* **Objective**
Print all of the data exactly.

* **The data**
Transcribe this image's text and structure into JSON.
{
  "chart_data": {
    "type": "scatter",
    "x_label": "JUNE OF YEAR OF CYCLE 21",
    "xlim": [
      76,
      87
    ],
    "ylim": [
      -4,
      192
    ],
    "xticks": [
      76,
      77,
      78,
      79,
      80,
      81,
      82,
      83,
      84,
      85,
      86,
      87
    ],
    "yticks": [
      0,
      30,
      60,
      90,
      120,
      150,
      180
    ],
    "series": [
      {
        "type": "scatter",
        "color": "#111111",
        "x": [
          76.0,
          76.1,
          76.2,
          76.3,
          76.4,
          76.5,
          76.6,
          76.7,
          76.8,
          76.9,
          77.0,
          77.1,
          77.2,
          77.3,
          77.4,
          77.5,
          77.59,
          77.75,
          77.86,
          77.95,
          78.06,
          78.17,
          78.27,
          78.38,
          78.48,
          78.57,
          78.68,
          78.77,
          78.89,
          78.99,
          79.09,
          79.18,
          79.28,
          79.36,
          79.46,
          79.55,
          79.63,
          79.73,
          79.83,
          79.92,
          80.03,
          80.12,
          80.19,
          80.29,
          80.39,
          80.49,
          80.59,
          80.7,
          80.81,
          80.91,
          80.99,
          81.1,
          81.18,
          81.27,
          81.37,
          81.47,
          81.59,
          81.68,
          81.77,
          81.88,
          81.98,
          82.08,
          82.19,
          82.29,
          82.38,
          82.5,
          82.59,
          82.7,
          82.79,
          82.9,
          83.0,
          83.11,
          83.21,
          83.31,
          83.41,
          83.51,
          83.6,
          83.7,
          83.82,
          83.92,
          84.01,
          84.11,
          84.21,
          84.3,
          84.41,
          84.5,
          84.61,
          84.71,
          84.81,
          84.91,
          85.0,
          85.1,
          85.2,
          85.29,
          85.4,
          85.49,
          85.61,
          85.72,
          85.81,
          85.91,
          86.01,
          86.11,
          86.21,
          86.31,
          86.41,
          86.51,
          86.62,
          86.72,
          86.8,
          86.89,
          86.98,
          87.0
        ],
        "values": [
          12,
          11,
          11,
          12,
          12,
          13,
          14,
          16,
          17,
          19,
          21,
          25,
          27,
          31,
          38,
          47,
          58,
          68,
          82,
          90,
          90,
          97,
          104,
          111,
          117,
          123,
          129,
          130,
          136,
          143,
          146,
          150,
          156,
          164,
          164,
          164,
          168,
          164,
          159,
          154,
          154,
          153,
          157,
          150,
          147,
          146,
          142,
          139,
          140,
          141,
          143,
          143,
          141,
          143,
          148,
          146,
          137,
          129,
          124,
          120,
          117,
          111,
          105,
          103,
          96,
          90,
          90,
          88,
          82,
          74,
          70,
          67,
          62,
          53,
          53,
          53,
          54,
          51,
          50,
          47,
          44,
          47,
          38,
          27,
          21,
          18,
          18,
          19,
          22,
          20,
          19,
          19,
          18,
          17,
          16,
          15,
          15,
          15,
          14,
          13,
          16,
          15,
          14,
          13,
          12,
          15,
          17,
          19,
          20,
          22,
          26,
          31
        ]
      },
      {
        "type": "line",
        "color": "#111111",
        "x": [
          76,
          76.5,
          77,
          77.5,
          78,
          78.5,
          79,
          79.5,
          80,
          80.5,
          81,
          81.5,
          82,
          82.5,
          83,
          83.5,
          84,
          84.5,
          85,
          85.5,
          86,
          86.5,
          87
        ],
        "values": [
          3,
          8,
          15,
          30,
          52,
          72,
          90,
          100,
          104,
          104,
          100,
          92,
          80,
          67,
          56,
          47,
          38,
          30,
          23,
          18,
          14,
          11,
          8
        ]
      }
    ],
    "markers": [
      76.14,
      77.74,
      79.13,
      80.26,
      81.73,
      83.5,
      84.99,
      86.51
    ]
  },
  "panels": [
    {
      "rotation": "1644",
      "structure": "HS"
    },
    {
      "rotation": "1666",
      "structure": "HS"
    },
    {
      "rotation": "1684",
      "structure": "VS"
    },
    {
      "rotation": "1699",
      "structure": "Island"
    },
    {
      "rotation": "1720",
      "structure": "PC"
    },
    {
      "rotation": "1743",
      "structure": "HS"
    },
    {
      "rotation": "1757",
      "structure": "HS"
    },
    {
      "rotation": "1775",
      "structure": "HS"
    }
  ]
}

* **Solution to this task**
Transcribe this image's text and structure into JSON.
{
  "chart_data": {
    "type": "scatter",
    "x_label": "JUNE OF YEAR OF CYCLE 21",
    "xlim": [
      76,
      87
    ],
    "ylim": [
      -4,
      192
    ],
    "xticks": [
      76,
      77,
      78,
      79,
      80,
      81,
      82,
      83,
      84,
      85,
      86,
      87
    ],
    "yticks": [
      0,
      30,
      60,
      90,
      120,
      150,
      180
    ],
    "series": [
      {
        "type": "scatter",
        "color": "#111111",
        "x": [
          76.0,
          76.1,
          76.2,
          76.3,
          76.4,
          76.5,
          76.6,
          76.7,
          76.8,
          76.9,
          77.0,
          77.1,
          77.2,
          77.3,
          77.4,
          77.5,
          77.59,
          77.75,
          77.86,
          77.95,
          78.06,
          78.17,
          78.27,
          78.38,
          78.48,
          78.57,
          78.68,
          78.77,
          78.89,
          78.99,
          79.09,
          79.18,
          79.28,
          79.36,
          79.46,
          79.55,
          79.63,
          79.73,
          79.83,
          79.92,
          80.03,
          80.12,
          80.19,
          80.29,
          80.39,
          80.49,
          80.59,
          80.7,
          80.81,
          80.91,
          80.99,
          81.1,
          81.18,
          81.27,
          81.37,
          81.47,
          81.59,
          81.68,
          81.77,
          81.88,
          81.98,
          82.08,
          82.19,
          82.29,
          82.38,
          82.5,
          82.59,
          82.7,
          82.79,
          82.9,
          83.0,
          83.11,
          83.21,
          83.31,
          83.41,
          83.51,
          83.6,
          83.7,
          83.82,
          83.92,
          84.01,
          84.11,
          84.21,
          84.3,
          84.41,
          84.5,
          84.61,
          84.71,
          84.81,
          84.91,
          85.0,
          85.1,
          85.2,
          85.29,
          85.4,
          85.49,
          85.61,
          85.72,
          85.81,
          85.91,
          86.01,
          86.11,
          86.21,
          86.31,
          86.41,
          86.51,
          86.62,
          86.72,
          86.8,
          86.89,
          86.98,
          87.0
        ],
        "values": [
          12,
          11,
          11,
          12,
          12,
          13,
          14,
          16,
          17,
          19,
          21,
          25,
          27,
          31,
          38,
          47,
          58,
          68,
          82,
          90,
          90,
          97,
          104,
          111,
          117,
          123,
          129,
          130,
          136,
          143,
          146,
          150,
          156,
          164,
          164,
          164,
          168,
          164,
          159,
          154,
          154,
          153,
          157,
          150,
          147,
          146,
          142,
          139,
          140,
          141,
          143,
          143,
          141,
          143,
          148,
          146,
          137,
          129,
          124,
          120,
          117,
          111,
          105,
          103,
          96,
          90,
          90,
          88,
          82,
          74,
          70,
          67,
          62,
          53,
          53,
          53,
          54,
          51,
          50,
          47,
          44,
          47,
          38,
          27,
          21,
          18,
          18,
          19,
          22,
          20,
          19,
          19,
          18,
          17,
          16,
          15,
          15,
          15,
          14,
          13,
          16,
          15,
          14,
          13,
          12,
          15,
          17,
          19,
          20,
          22,
          26,
          31
        ]
      },
      {
        "type": "line",
        "color": "#111111",
        "x": [
          76,
          76.5,
          77,
          77.5,
          78,
          78.5,
          79,
          79.5,
          80,
          80.5,
          81,
          81.5,
          82,
          82.5,
          83,
          83.5,
          84,
          84.5,
          85,
          85.5,
          86,
          86.5,
          87
        ],
        "values": [
          3,
          8,
          15,
          30,
          52,
          72,
          90,
          100,
          104,
          104,
          100,
          92,
          80,
          67,
          56,
          47,
          38,
          30,
          23,
          18,
          14,
          11,
          8
        ]
      }
    ],
    "markers": [
      76.14,
      77.74,
      79.13,
      80.26,
      81.73,
      83.5,
      84.99,
      86.51
    ]
  },
  "panels": [
    {
      "rotation": "1644",
      "structure": "HS"
    },
    {
      "rotation": "1666",
      "structure": "HS"
    },
    {
      "rotation": "1684",
      "structure": "VS"
    },
    {
      "rotation": "1699",
      "structure": "Island"
    },
    {
      "rotation": "1720",
      "structure": "PC"
    },
    {
      "rotation": "1743",
      "structure": "HS"
    },
    {
      "rotation": "1757",
      "structure": "HS"
    },
    {
      "rotation": "1775",
      "structure": "HS"
    }
  ]
}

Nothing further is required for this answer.